TASK BRIEF -> Retype each record below word for word. Leave the pictures out.

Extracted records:

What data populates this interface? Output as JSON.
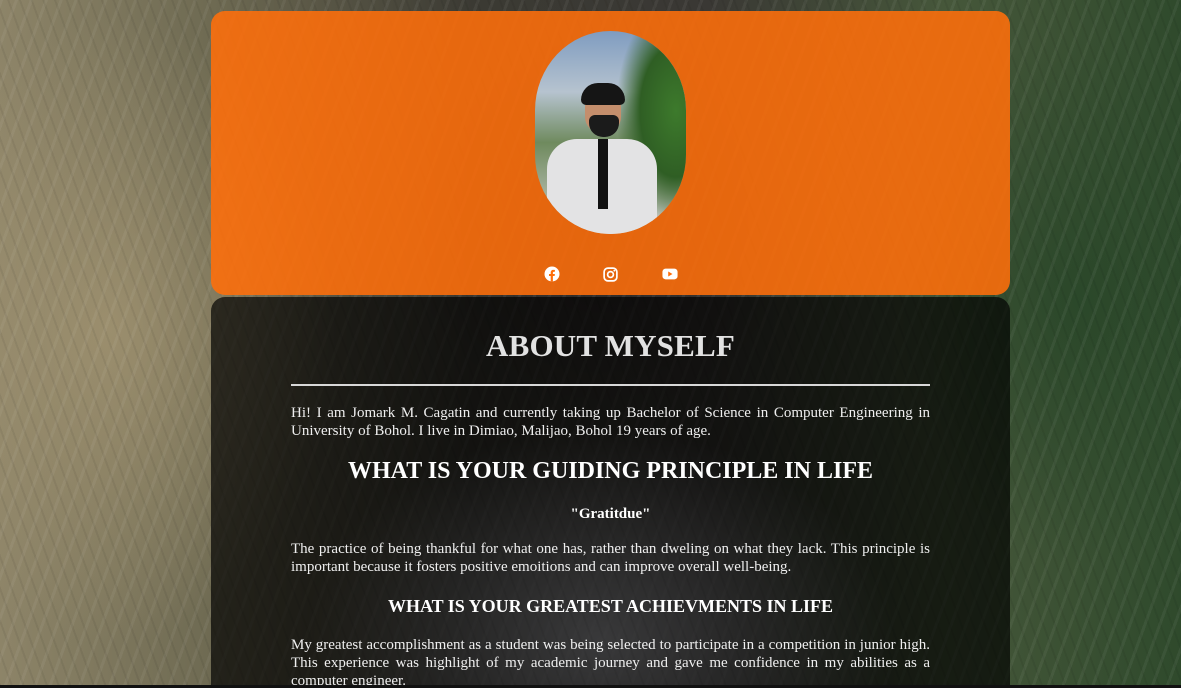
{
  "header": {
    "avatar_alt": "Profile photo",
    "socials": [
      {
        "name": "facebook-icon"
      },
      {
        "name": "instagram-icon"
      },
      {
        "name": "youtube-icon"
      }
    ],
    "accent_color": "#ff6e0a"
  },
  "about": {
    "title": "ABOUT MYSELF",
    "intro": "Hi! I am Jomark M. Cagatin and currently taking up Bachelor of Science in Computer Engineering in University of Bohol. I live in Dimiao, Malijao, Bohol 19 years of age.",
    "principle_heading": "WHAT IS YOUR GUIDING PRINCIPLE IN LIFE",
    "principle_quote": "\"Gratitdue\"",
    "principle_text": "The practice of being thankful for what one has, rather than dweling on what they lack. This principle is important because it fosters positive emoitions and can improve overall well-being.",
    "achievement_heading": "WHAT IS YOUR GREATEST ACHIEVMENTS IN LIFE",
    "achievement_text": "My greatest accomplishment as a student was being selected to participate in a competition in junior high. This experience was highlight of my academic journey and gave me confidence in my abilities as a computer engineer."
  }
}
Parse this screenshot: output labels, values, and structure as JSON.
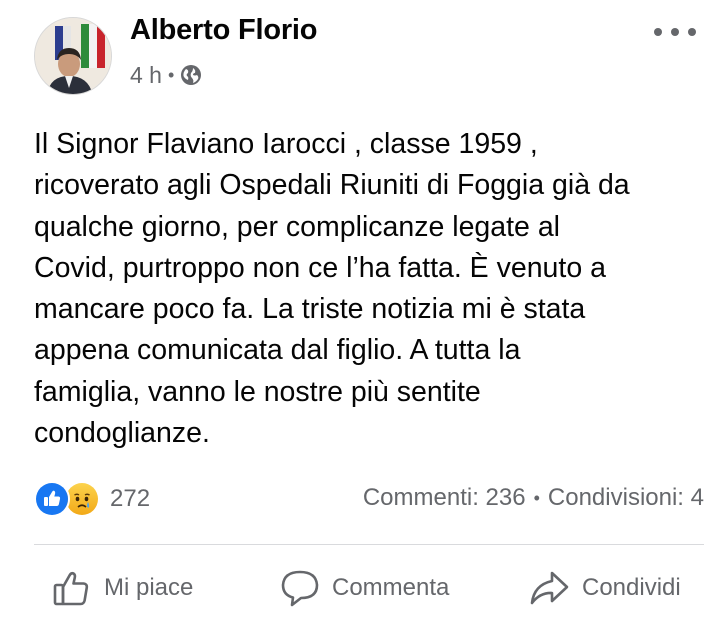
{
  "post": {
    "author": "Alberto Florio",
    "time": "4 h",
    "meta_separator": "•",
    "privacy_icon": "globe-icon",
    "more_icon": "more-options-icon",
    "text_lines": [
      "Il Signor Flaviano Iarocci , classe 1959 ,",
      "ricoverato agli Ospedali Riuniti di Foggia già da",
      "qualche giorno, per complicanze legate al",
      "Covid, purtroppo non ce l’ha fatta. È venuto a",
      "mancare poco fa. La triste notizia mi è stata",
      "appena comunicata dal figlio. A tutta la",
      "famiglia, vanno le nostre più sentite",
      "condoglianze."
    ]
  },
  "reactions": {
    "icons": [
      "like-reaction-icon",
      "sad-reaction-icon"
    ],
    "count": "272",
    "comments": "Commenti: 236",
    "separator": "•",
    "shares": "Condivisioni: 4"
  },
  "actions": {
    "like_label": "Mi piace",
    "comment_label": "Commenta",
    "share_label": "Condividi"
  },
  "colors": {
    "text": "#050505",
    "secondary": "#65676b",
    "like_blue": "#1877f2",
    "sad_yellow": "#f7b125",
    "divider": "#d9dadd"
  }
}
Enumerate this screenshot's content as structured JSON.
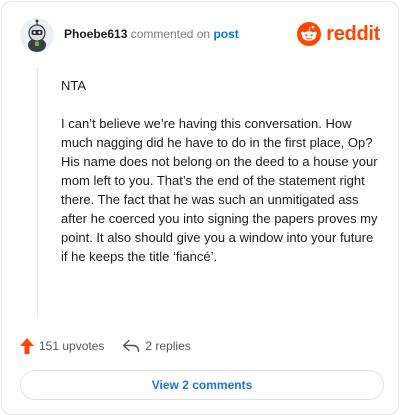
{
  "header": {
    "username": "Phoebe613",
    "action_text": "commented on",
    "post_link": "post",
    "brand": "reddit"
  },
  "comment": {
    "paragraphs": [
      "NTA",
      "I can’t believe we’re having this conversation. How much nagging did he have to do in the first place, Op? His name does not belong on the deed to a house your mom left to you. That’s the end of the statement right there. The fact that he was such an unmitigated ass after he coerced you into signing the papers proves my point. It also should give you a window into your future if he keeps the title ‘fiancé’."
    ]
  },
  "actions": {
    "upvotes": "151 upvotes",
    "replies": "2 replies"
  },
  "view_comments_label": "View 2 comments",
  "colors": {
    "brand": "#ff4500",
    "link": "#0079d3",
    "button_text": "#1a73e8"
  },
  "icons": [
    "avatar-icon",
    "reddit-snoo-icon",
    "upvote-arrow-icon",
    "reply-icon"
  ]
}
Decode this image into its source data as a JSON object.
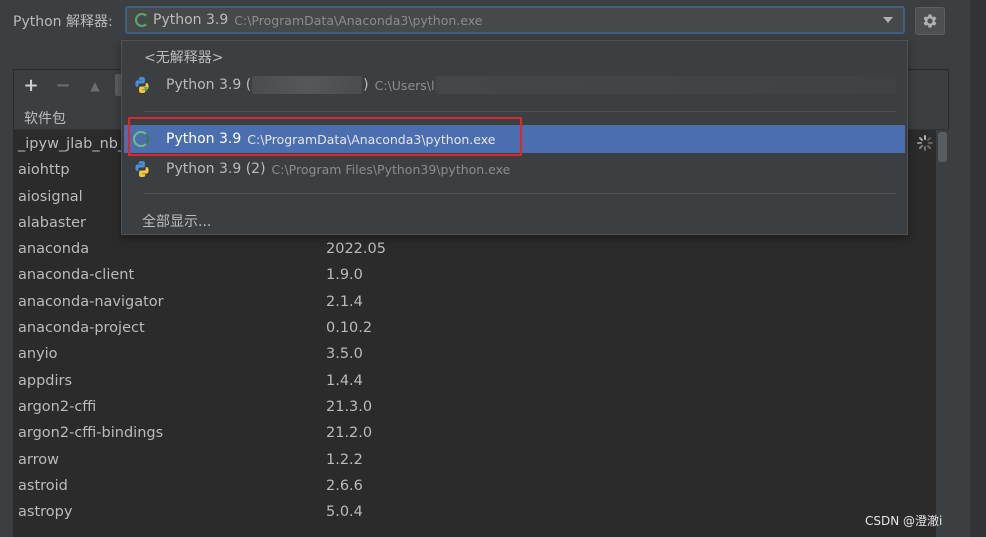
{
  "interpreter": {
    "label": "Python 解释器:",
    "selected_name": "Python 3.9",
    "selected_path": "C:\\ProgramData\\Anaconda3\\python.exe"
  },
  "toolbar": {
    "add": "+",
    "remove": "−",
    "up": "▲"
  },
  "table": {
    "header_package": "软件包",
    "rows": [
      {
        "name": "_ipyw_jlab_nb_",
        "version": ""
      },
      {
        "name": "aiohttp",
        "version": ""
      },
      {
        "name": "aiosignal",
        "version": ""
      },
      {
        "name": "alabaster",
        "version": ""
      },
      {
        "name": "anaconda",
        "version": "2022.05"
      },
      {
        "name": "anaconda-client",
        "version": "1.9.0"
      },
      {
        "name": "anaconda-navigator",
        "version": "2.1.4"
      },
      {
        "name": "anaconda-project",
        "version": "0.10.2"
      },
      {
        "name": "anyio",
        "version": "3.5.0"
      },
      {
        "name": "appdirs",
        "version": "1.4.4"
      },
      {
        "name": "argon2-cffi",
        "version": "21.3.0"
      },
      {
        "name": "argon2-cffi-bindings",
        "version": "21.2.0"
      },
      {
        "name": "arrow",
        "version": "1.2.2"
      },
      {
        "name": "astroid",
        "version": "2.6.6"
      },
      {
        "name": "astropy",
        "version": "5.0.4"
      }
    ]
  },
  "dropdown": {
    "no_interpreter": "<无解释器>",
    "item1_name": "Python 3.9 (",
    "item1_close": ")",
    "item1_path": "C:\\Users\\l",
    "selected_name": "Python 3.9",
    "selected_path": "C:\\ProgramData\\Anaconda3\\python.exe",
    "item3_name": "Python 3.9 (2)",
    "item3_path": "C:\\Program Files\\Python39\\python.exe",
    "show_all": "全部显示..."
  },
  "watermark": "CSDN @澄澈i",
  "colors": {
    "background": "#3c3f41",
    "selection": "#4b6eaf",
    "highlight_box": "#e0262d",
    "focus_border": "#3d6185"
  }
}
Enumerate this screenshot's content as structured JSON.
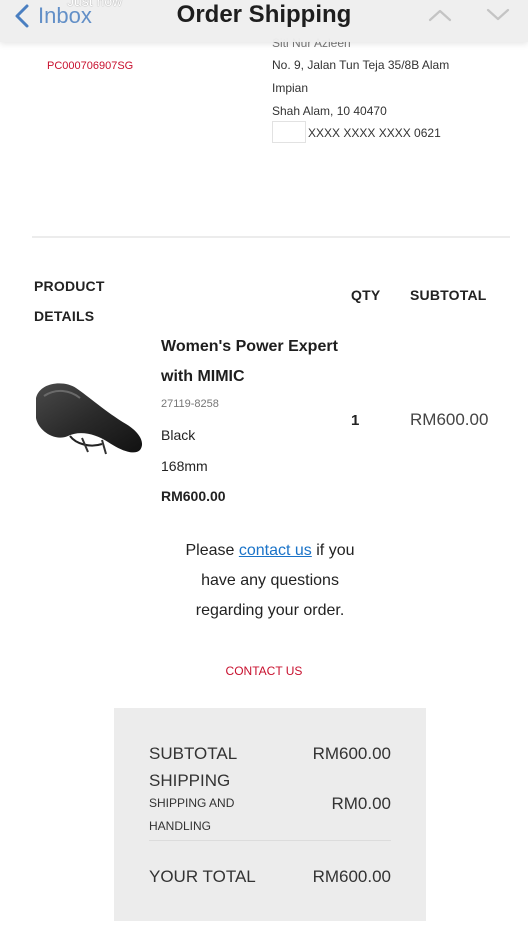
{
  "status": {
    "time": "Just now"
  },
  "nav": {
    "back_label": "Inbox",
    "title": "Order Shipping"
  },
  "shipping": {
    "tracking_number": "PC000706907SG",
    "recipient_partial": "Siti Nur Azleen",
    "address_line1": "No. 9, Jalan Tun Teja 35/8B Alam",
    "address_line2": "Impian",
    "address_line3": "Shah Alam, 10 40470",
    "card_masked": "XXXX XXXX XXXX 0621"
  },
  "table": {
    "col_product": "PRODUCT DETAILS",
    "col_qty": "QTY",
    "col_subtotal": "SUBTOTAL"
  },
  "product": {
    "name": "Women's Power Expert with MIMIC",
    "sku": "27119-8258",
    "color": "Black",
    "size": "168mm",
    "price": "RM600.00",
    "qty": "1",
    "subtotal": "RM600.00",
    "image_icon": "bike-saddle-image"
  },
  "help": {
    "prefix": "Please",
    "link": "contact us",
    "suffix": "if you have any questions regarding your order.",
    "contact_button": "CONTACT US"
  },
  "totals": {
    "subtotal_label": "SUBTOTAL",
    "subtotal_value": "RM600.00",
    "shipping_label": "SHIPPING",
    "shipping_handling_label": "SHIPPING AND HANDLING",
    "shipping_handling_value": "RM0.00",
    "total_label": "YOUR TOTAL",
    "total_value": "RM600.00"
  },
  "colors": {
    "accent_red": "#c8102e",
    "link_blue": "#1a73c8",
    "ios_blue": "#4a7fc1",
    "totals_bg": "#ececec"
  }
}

RESPONSE BELOW ->
What data populates this interface? Output as JSON.
{
  "header": {
    "avatar_alt": "Profile photo",
    "socials": [
      {
        "name": "facebook-icon"
      },
      {
        "name": "instagram-icon"
      },
      {
        "name": "youtube-icon"
      }
    ],
    "accent_color": "#ff6e0a"
  },
  "about": {
    "title": "ABOUT MYSELF",
    "intro": "Hi! I am Jomark M. Cagatin and currently taking up Bachelor of Science in Computer Engineering in University of Bohol. I live in Dimiao, Malijao, Bohol 19 years of age.",
    "principle_heading": "WHAT IS YOUR GUIDING PRINCIPLE IN LIFE",
    "principle_quote": "\"Gratitdue\"",
    "principle_text": "The practice of being thankful for what one has, rather than dweling on what they lack. This principle is important because it fosters positive emoitions and can improve overall well-being.",
    "achievement_heading": "WHAT IS YOUR GREATEST ACHIEVMENTS IN LIFE",
    "achievement_text": "My greatest accomplishment as a student was being selected to participate in a competition in junior high. This experience was highlight of my academic journey and gave me confidence in my abilities as a computer engineer."
  }
}
Parse this screenshot: output labels, values, and structure as JSON.
{
  "post": {
    "author": "Alberto Florio",
    "time": "4 h",
    "meta_separator": "•",
    "privacy_icon": "globe-icon",
    "more_icon": "more-options-icon",
    "text_lines": [
      "Il Signor Flaviano Iarocci , classe 1959 ,",
      "ricoverato agli Ospedali Riuniti di Foggia già da",
      "qualche giorno, per complicanze legate al",
      "Covid, purtroppo non ce l’ha fatta. È venuto a",
      "mancare poco fa. La triste notizia mi è stata",
      "appena comunicata dal figlio. A tutta la",
      "famiglia, vanno le nostre più sentite",
      "condoglianze."
    ]
  },
  "reactions": {
    "icons": [
      "like-reaction-icon",
      "sad-reaction-icon"
    ],
    "count": "272",
    "comments": "Commenti: 236",
    "separator": "•",
    "shares": "Condivisioni: 4"
  },
  "actions": {
    "like_label": "Mi piace",
    "comment_label": "Commenta",
    "share_label": "Condividi"
  },
  "colors": {
    "text": "#050505",
    "secondary": "#65676b",
    "like_blue": "#1877f2",
    "sad_yellow": "#f7b125",
    "divider": "#d9dadd"
  }
}
Enumerate this screenshot's content as structured JSON.
{
  "header": {
    "username": "Phoebe613",
    "action_text": "commented on",
    "post_link": "post",
    "brand": "reddit"
  },
  "comment": {
    "paragraphs": [
      "NTA",
      "I can’t believe we’re having this conversation. How much nagging did he have to do in the first place, Op? His name does not belong on the deed to a house your mom left to you. That’s the end of the statement right there. The fact that he was such an unmitigated ass after he coerced you into signing the papers proves my point. It also should give you a window into your future if he keeps the title ‘fiancé’."
    ]
  },
  "actions": {
    "upvotes": "151 upvotes",
    "replies": "2 replies"
  },
  "view_comments_label": "View 2 comments",
  "colors": {
    "brand": "#ff4500",
    "link": "#0079d3",
    "button_text": "#1a73e8"
  },
  "icons": [
    "avatar-icon",
    "reddit-snoo-icon",
    "upvote-arrow-icon",
    "reply-icon"
  ]
}
Decode this image into its source data as a JSON object.
{
  "interpreter": {
    "label": "Python 解释器:",
    "selected_name": "Python 3.9",
    "selected_path": "C:\\ProgramData\\Anaconda3\\python.exe"
  },
  "toolbar": {
    "add": "+",
    "remove": "−",
    "up": "▲"
  },
  "table": {
    "header_package": "软件包",
    "rows": [
      {
        "name": "_ipyw_jlab_nb_",
        "version": ""
      },
      {
        "name": "aiohttp",
        "version": ""
      },
      {
        "name": "aiosignal",
        "version": ""
      },
      {
        "name": "alabaster",
        "version": ""
      },
      {
        "name": "anaconda",
        "version": "2022.05"
      },
      {
        "name": "anaconda-client",
        "version": "1.9.0"
      },
      {
        "name": "anaconda-navigator",
        "version": "2.1.4"
      },
      {
        "name": "anaconda-project",
        "version": "0.10.2"
      },
      {
        "name": "anyio",
        "version": "3.5.0"
      },
      {
        "name": "appdirs",
        "version": "1.4.4"
      },
      {
        "name": "argon2-cffi",
        "version": "21.3.0"
      },
      {
        "name": "argon2-cffi-bindings",
        "version": "21.2.0"
      },
      {
        "name": "arrow",
        "version": "1.2.2"
      },
      {
        "name": "astroid",
        "version": "2.6.6"
      },
      {
        "name": "astropy",
        "version": "5.0.4"
      }
    ]
  },
  "dropdown": {
    "no_interpreter": "<无解释器>",
    "item1_name": "Python 3.9 (",
    "item1_close": ")",
    "item1_path": "C:\\Users\\l",
    "selected_name": "Python 3.9",
    "selected_path": "C:\\ProgramData\\Anaconda3\\python.exe",
    "item3_name": "Python 3.9 (2)",
    "item3_path": "C:\\Program Files\\Python39\\python.exe",
    "show_all": "全部显示..."
  },
  "watermark": "CSDN @澄澈i",
  "colors": {
    "background": "#3c3f41",
    "selection": "#4b6eaf",
    "highlight_box": "#e0262d",
    "focus_border": "#3d6185"
  }
}
Enumerate this screenshot's content as structured JSON.
{
  "status": {
    "time": "Just now"
  },
  "nav": {
    "back_label": "Inbox",
    "title": "Order Shipping"
  },
  "shipping": {
    "tracking_number": "PC000706907SG",
    "recipient_partial": "Siti Nur Azleen",
    "address_line1": "No. 9, Jalan Tun Teja 35/8B Alam",
    "address_line2": "Impian",
    "address_line3": "Shah Alam, 10 40470",
    "card_masked": "XXXX XXXX XXXX 0621"
  },
  "table": {
    "col_product": "PRODUCT DETAILS",
    "col_qty": "QTY",
    "col_subtotal": "SUBTOTAL"
  },
  "product": {
    "name": "Women's Power Expert with MIMIC",
    "sku": "27119-8258",
    "color": "Black",
    "size": "168mm",
    "price": "RM600.00",
    "qty": "1",
    "subtotal": "RM600.00",
    "image_icon": "bike-saddle-image"
  },
  "help": {
    "prefix": "Please",
    "link": "contact us",
    "suffix": "if you have any questions regarding your order.",
    "contact_button": "CONTACT US"
  },
  "totals": {
    "subtotal_label": "SUBTOTAL",
    "subtotal_value": "RM600.00",
    "shipping_label": "SHIPPING",
    "shipping_handling_label": "SHIPPING AND HANDLING",
    "shipping_handling_value": "RM0.00",
    "total_label": "YOUR TOTAL",
    "total_value": "RM600.00"
  },
  "colors": {
    "accent_red": "#c8102e",
    "link_blue": "#1a73c8",
    "ios_blue": "#4a7fc1",
    "totals_bg": "#ececec"
  }
}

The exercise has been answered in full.